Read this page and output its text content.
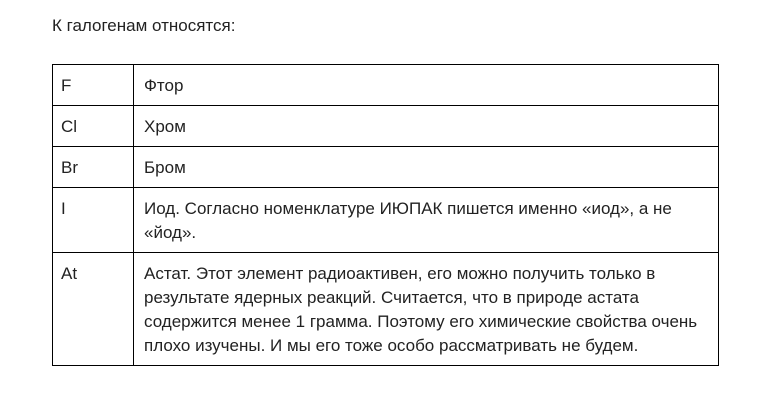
К галогенам относятся:

F	Фтор
Cl	Хром
Br	Бром
I	Иод. Согласно номенклатуре ИЮПАК пишется именно «иод», а не «йод».
At	Астат. Этот элемент радиоактивен, его можно получить только в результате ядерных реакций. Считается, что в природе астата содержится менее 1 грамма. Поэтому его химические свойства очень плохо изучены. И мы его тоже особо рассматривать не будем.
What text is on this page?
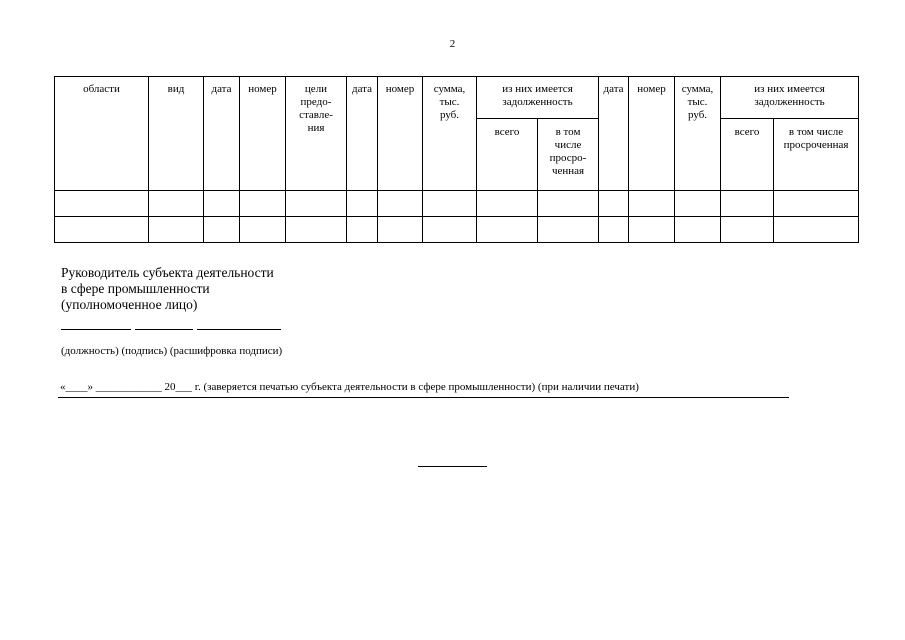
2
области	вид	дата	номер	цели предо-ставле-ния	дата	номер	сумма, тыс. руб.	из них имеется задолженность		дата	номер	сумма, тыс. руб.	из них имеется задолженность	
								всего	в том числе просро-ченная				всего	в том числе просроченная

Руководитель субъекта деятельности
в сфере промышленности
(уполномоченное лицо)
(должность) (подпись) (расшифровка подписи)
«____» ____________ 20___ г. (заверяется печатью субъекта деятельности в сфере промышленности) (при наличии печати)
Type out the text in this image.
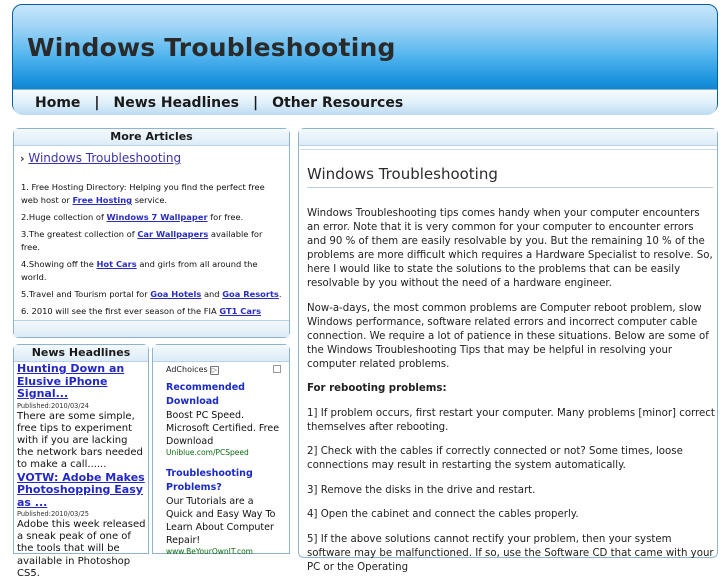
Windows Troubleshooting
Home | News Headlines | Other Resources
More Articles
› Windows Troubleshooting

1. Free Hosting Directory: Helping you find the perfect free web host or Free Hosting service.

2.Huge collection of Windows 7 Wallpaper for free.

3.The greatest collection of Car Wallpapers available for free.

4.Showing off the Hot Cars and girls from all around the world.

5.Travel and Tourism portal for Goa Hotels and Goa Resorts.

6. 2010 will see the first ever season of the FIA GT1 Cars

News Headlines
Hunting Down an Elusive iPhone Signal...
Published:2010/03/24
There are some simple, free tips to experiment with if you are lacking the network bars needed to make a call......
VOTW: Adobe Makes Photoshopping Easy as ...
Published:2010/03/25
Adobe this week released a sneak peak of one of the tools that will be available in Photoshop CS5.
AdChoices ▷
Recommended Download
Boost PC Speed. Microsoft Certified. Free Download
Uniblue.com/PCSpeed
Troubleshooting Problems?
Our Tutorials are a Quick and Easy Way To Learn About Computer Repair!
www.BeYourOwnIT.com
Windows Troubleshooting

Windows Troubleshooting tips comes handy when your computer encounters an error. Note that it is very common for your computer to encounter errors and 90 % of them are easily resolvable by you. But the remaining 10 % of the problems are more difficult which requires a Hardware Specialist to resolve. So, here I would like to state the solutions to the problems that can be easily resolvable by you without the need of a hardware engineer.

Now-a-days, the most common problems are Computer reboot problem, slow Windows performance, software related errors and incorrect computer cable connection. We require a lot of patience in these situations. Below are some of the Windows Troubleshooting Tips that may be helpful in resolving your computer related problems.

For rebooting problems:

1] If problem occurs, first restart your computer. Many problems [minor] correct themselves after rebooting.

2] Check with the cables if correctly connected or not? Some times, loose connections may result in restarting the system automatically.

3] Remove the disks in the drive and restart.

4] Open the cabinet and connect the cables properly.

5] If the above solutions cannot rectify your problem, then your system software may be malfunctioned. If so, use the Software CD that came with your PC or the Operating
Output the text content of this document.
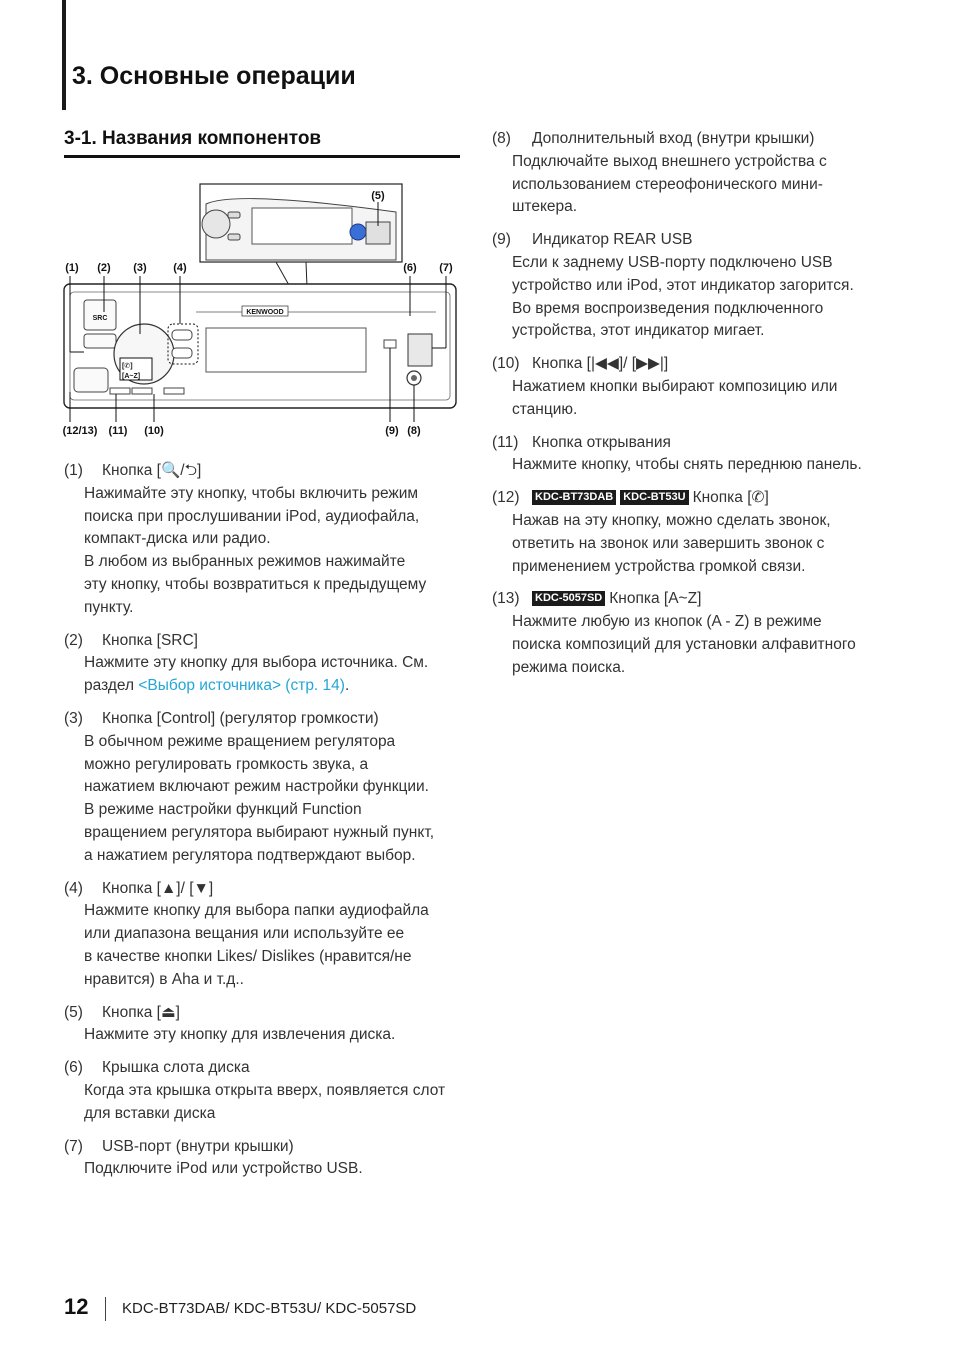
3. Основные операции
3-1. Названия компонентов
(5)
(1) (2) (3) (4)	(6) (7)
KENWOOD
SRC
[✆]
[A~Z]
(12/13) (11) (10)	(9) (8)
(1)	Кнопка [🔍/⮌]
Нажимайте эту кнопку, чтобы включить режим
поиска при прослушивании iPod, аудиофайла,
компакт-диска или радио.
В любом из выбранных режимов нажимайте
эту кнопку, чтобы возвратиться к предыдущему
пункту.
(2)	Кнопка [SRC]
Нажмите эту кнопку для выбора источника. См.
раздел <Выбор источника> (стр. 14).
(3)	Кнопка [Control] (регулятор громкости)
В обычном режиме вращением регулятора
можно регулировать громкость звука, а
нажатием включают режим настройки функции.
В режиме настройки функций Function
вращением регулятора выбирают нужный пункт,
а нажатием регулятора подтверждают выбор.
(4)	Кнопка [▲]/ [▼]
Нажмите кнопку для выбора папки аудиофайла
или диапазона вещания или используйте ее
в качестве кнопки Likes/ Dislikes (нравится/не
нравится) в Aha и т.д..
(5)	Кнопка [⏏]
Нажмите эту кнопку для извлечения диска.
(6)	Крышка слота диска
Когда эта крышка открыта вверх, появляется слот
для вставки диска
(7)	USB-порт (внутри крышки)
Подключите iPod или устройство USB.
(8)	Дополнительный вход (внутри крышки)
Подключайте выход внешнего устройства с
использованием стереофонического мини-
штекера.
(9)	Индикатор REAR USB
Если к заднему USB-порту подключено USB
устройство или iPod, этот индикатор загорится.
Во время воспроизведения подключенного
устройства, этот индикатор мигает.
(10) Кнопка [|◀◀]/ [▶▶|]
Нажатием кнопки выбирают композицию или
станцию.
(11) Кнопка открывания
Нажмите кнопку, чтобы снять переднюю панель.
(12)	KDC-BT73DAB KDC-BT53U Кнопка [✆]
Нажав на эту кнопку, можно сделать звонок,
ответить на звонок или завершить звонок с
применением устройства громкой связи.
(13)	KDC-5057SD Кнопка [A~Z]
Нажмите любую из кнопок (A - Z) в режиме
поиска композиций для установки алфавитного
режима поиска.
12 KDC-BT73DAB/ KDC-BT53U/ KDC-5057SD
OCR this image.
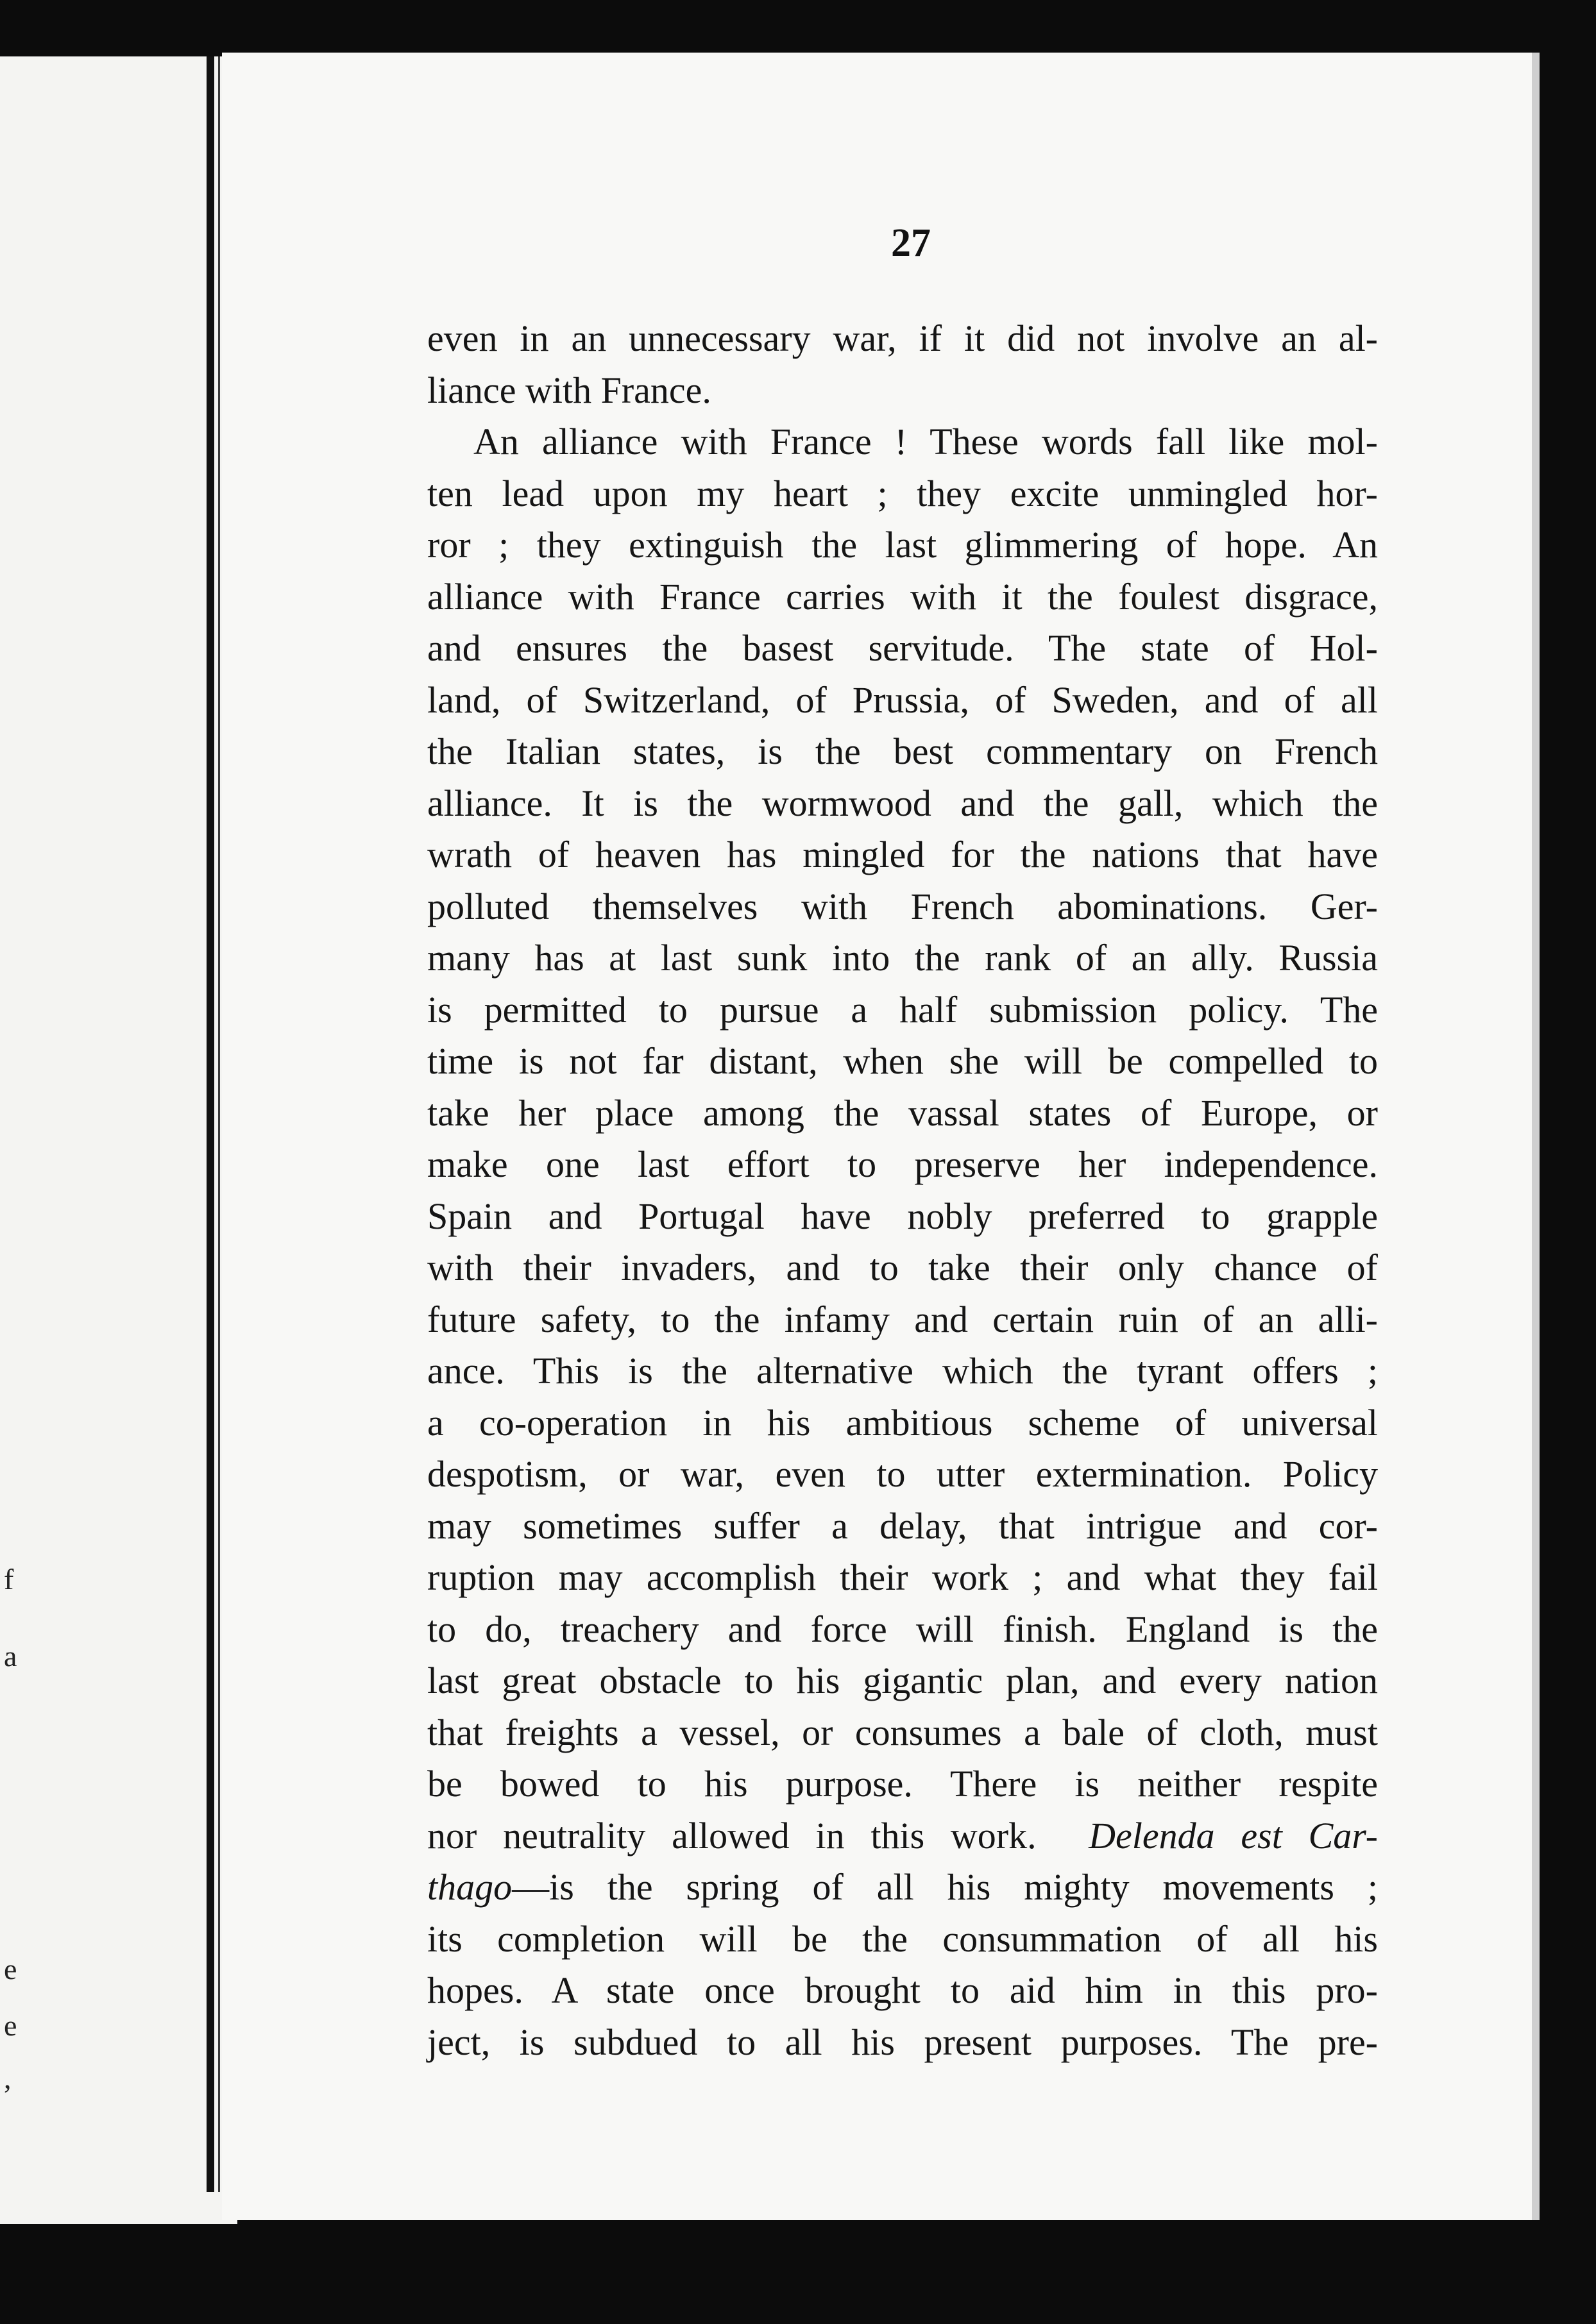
f
a
e
e
,
27
even in an unnecessary war, if it did not involve an al-
liance with France.
An alliance with France ! These words fall like mol-
ten lead upon my heart ; they excite unmingled hor-
ror ; they extinguish the last glimmering of hope. An
alliance with France carries with it the foulest disgrace,
and ensures the basest servitude. The state of Hol-
land, of Switzerland, of Prussia, of Sweden, and of all
the Italian states, is the best commentary on French
alliance. It is the wormwood and the gall, which the
wrath of heaven has mingled for the nations that have
polluted themselves with French abominations. Ger-
many has at last sunk into the rank of an ally. Russia
is permitted to pursue a half submission policy. The
time is not far distant, when she will be compelled to
take her place among the vassal states of Europe, or
make one last effort to preserve her independence.
Spain and Portugal have nobly preferred to grapple
with their invaders, and to take their only chance of
future safety, to the infamy and certain ruin of an alli-
ance. This is the alternative which the tyrant offers ;
a co-operation in his ambitious scheme of universal
despotism, or war, even to utter extermination. Policy
may sometimes suffer a delay, that intrigue and cor-
ruption may accomplish their work ; and what they fail
to do, treachery and force will finish. England is the
last great obstacle to his gigantic plan, and every nation
that freights a vessel, or consumes a bale of cloth, must
be bowed to his purpose. There is neither respite
nor neutrality allowed in this work. Delenda est Car-
thago—is the spring of all his mighty movements ;
its completion will be the consummation of all his
hopes. A state once brought to aid him in this pro-
ject, is subdued to all his present purposes. The pre-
*-*-*
What is expected
Find all lines with "диска" in them and copy each one.

The reply
компакт-диска или радио.
Нажмите эту кнопку для извлечения диска.
(6)	Крышка слота диска
для вставки диска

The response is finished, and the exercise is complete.